# Problem description:
Restate all the material verbatim, except for the pictures.
== == ==
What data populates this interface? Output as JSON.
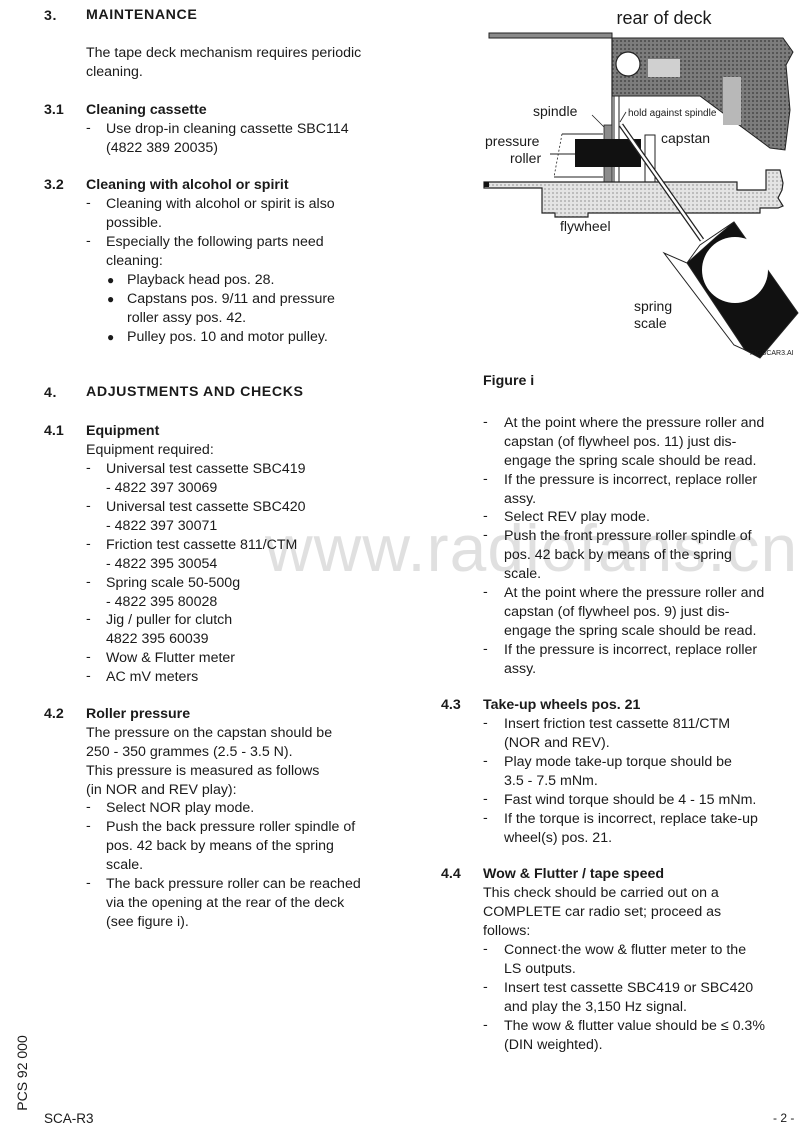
{
  "left": {
    "s3": {
      "num": "3.",
      "title": "MAINTENANCE",
      "intro": [
        "The tape deck mechanism requires periodic",
        "cleaning."
      ]
    },
    "s31": {
      "num": "3.1",
      "title": "Cleaning cassette",
      "items": [
        [
          "Use drop-in cleaning cassette SBC114",
          "(4822 389 20035)"
        ]
      ]
    },
    "s32": {
      "num": "3.2",
      "title": "Cleaning with alcohol or spirit",
      "items": [
        [
          "Cleaning with alcohol or spirit is also",
          "possible."
        ],
        [
          "Especially the following parts need",
          "cleaning:"
        ]
      ],
      "bullets": [
        [
          "Playback head pos. 28."
        ],
        [
          "Capstans pos. 9/11 and pressure",
          "roller assy pos. 42."
        ],
        [
          "Pulley pos. 10 and motor pulley."
        ]
      ]
    },
    "s4": {
      "num": "4.",
      "title": "ADJUSTMENTS AND CHECKS"
    },
    "s41": {
      "num": "4.1",
      "title": "Equipment",
      "intro": "Equipment required:",
      "items": [
        [
          "Universal test cassette SBC419",
          "- 4822 397 30069"
        ],
        [
          "Universal test cassette SBC420",
          "- 4822 397 30071"
        ],
        [
          "Friction test cassette 811/CTM",
          "- 4822 395 30054"
        ],
        [
          "Spring scale 50-500g",
          "- 4822 395 80028"
        ],
        [
          "Jig / puller for clutch",
          "4822 395 60039"
        ],
        [
          "Wow & Flutter meter"
        ],
        [
          "AC mV meters"
        ]
      ]
    },
    "s42": {
      "num": "4.2",
      "title": "Roller pressure",
      "intro": [
        "The pressure on the capstan should be",
        "250 - 350 grammes (2.5 - 3.5 N).",
        "This pressure is measured as follows",
        "(in NOR and REV play):"
      ],
      "items": [
        [
          "Select NOR play mode."
        ],
        [
          "Push the back pressure roller spindle of",
          "pos. 42 back by means of the spring",
          "scale."
        ],
        [
          "The back pressure roller can be reached",
          "via the opening at the rear of the deck",
          "(see figure i)."
        ]
      ]
    }
  },
  "figure": {
    "title": "rear of deck",
    "labels": {
      "spindle": "spindle",
      "hold": "hold against spindle",
      "pressure": "pressure",
      "roller": "roller",
      "capstan": "capstan",
      "flywheel": "flywheel",
      "spring": "spring",
      "scale": "scale",
      "file": "FIGSCAR3.AI"
    },
    "caption": "Figure i"
  },
  "right": {
    "cont_items": [
      [
        "At the point where the pressure roller and",
        "capstan (of flywheel pos. 11) just dis-",
        "engage the spring scale should be read."
      ],
      [
        "If the pressure is incorrect, replace roller",
        "assy."
      ],
      [
        "Select REV play mode."
      ],
      [
        "Push the front pressure roller spindle of",
        "pos. 42 back by means of the spring",
        "scale."
      ],
      [
        "At the point where the pressure roller and",
        "capstan (of flywheel pos. 9) just dis-",
        "engage the spring scale should be read."
      ],
      [
        "If the pressure is incorrect, replace roller",
        "assy."
      ]
    ],
    "s43": {
      "num": "4.3",
      "title": "Take-up wheels pos. 21",
      "items": [
        [
          "Insert friction test cassette 811/CTM",
          "(NOR and REV)."
        ],
        [
          "Play mode take-up torque should be",
          "3.5 - 7.5 mNm."
        ],
        [
          "Fast wind torque should be 4 - 15 mNm."
        ],
        [
          "If the torque is incorrect, replace take-up",
          "wheel(s) pos. 21."
        ]
      ]
    },
    "s44": {
      "num": "4.4",
      "title": "Wow & Flutter / tape speed",
      "intro": [
        "This check should be carried out on a",
        "COMPLETE car radio set; proceed as",
        "follows:"
      ],
      "items": [
        [
          "Connect·the wow & flutter meter to the",
          "LS outputs."
        ],
        [
          "Insert test cassette SBC419 or SBC420",
          "and play the 3,150 Hz signal."
        ],
        [
          "The wow & flutter value should be ≤ 0.3%",
          "(DIN weighted)."
        ]
      ]
    }
  },
  "footer": {
    "vertical": "PCS 92 000",
    "code": "SCA-R3",
    "page": "- 2 -"
  },
  "watermark": "www.radiofans.cn",
  "dash": "-",
  "bullet": "●"
}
== == ==
# Task result:
What data populates this interface? Output as JSON.
{
  "left": {
    "s3": {
      "num": "3.",
      "title": "MAINTENANCE",
      "intro": [
        "The tape deck mechanism requires periodic",
        "cleaning."
      ]
    },
    "s31": {
      "num": "3.1",
      "title": "Cleaning cassette",
      "items": [
        [
          "Use drop-in cleaning cassette SBC114",
          "(4822 389 20035)"
        ]
      ]
    },
    "s32": {
      "num": "3.2",
      "title": "Cleaning with alcohol or spirit",
      "items": [
        [
          "Cleaning with alcohol or spirit is also",
          "possible."
        ],
        [
          "Especially the following parts need",
          "cleaning:"
        ]
      ],
      "bullets": [
        [
          "Playback head pos. 28."
        ],
        [
          "Capstans pos. 9/11 and pressure",
          "roller assy pos. 42."
        ],
        [
          "Pulley pos. 10 and motor pulley."
        ]
      ]
    },
    "s4": {
      "num": "4.",
      "title": "ADJUSTMENTS AND CHECKS"
    },
    "s41": {
      "num": "4.1",
      "title": "Equipment",
      "intro": "Equipment required:",
      "items": [
        [
          "Universal test cassette SBC419",
          "- 4822 397 30069"
        ],
        [
          "Universal test cassette SBC420",
          "- 4822 397 30071"
        ],
        [
          "Friction test cassette 811/CTM",
          "- 4822 395 30054"
        ],
        [
          "Spring scale 50-500g",
          "- 4822 395 80028"
        ],
        [
          "Jig / puller for clutch",
          "4822 395 60039"
        ],
        [
          "Wow & Flutter meter"
        ],
        [
          "AC mV meters"
        ]
      ]
    },
    "s42": {
      "num": "4.2",
      "title": "Roller pressure",
      "intro": [
        "The pressure on the capstan should be",
        "250 - 350 grammes (2.5 - 3.5 N).",
        "This pressure is measured as follows",
        "(in NOR and REV play):"
      ],
      "items": [
        [
          "Select NOR play mode."
        ],
        [
          "Push the back pressure roller spindle of",
          "pos. 42 back by means of the spring",
          "scale."
        ],
        [
          "The back pressure roller can be reached",
          "via the opening at the rear of the deck",
          "(see figure i)."
        ]
      ]
    }
  },
  "figure": {
    "title": "rear of deck",
    "labels": {
      "spindle": "spindle",
      "hold": "hold against spindle",
      "pressure": "pressure",
      "roller": "roller",
      "capstan": "capstan",
      "flywheel": "flywheel",
      "spring": "spring",
      "scale": "scale",
      "file": "FIGSCAR3.AI"
    },
    "caption": "Figure i"
  },
  "right": {
    "cont_items": [
      [
        "At the point where the pressure roller and",
        "capstan (of flywheel pos. 11) just dis-",
        "engage the spring scale should be read."
      ],
      [
        "If the pressure is incorrect, replace roller",
        "assy."
      ],
      [
        "Select REV play mode."
      ],
      [
        "Push the front pressure roller spindle of",
        "pos. 42 back by means of the spring",
        "scale."
      ],
      [
        "At the point where the pressure roller and",
        "capstan (of flywheel pos. 9) just dis-",
        "engage the spring scale should be read."
      ],
      [
        "If the pressure is incorrect, replace roller",
        "assy."
      ]
    ],
    "s43": {
      "num": "4.3",
      "title": "Take-up wheels pos. 21",
      "items": [
        [
          "Insert friction test cassette 811/CTM",
          "(NOR and REV)."
        ],
        [
          "Play mode take-up torque should be",
          "3.5 - 7.5 mNm."
        ],
        [
          "Fast wind torque should be 4 - 15 mNm."
        ],
        [
          "If the torque is incorrect, replace take-up",
          "wheel(s) pos. 21."
        ]
      ]
    },
    "s44": {
      "num": "4.4",
      "title": "Wow & Flutter / tape speed",
      "intro": [
        "This check should be carried out on a",
        "COMPLETE car radio set; proceed as",
        "follows:"
      ],
      "items": [
        [
          "Connect·the wow & flutter meter to the",
          "LS outputs."
        ],
        [
          "Insert test cassette SBC419 or SBC420",
          "and play the 3,150 Hz signal."
        ],
        [
          "The wow & flutter value should be ≤ 0.3%",
          "(DIN weighted)."
        ]
      ]
    }
  },
  "footer": {
    "vertical": "PCS 92 000",
    "code": "SCA-R3",
    "page": "- 2 -"
  },
  "watermark": "www.radiofans.cn",
  "dash": "-",
  "bullet": "●"
}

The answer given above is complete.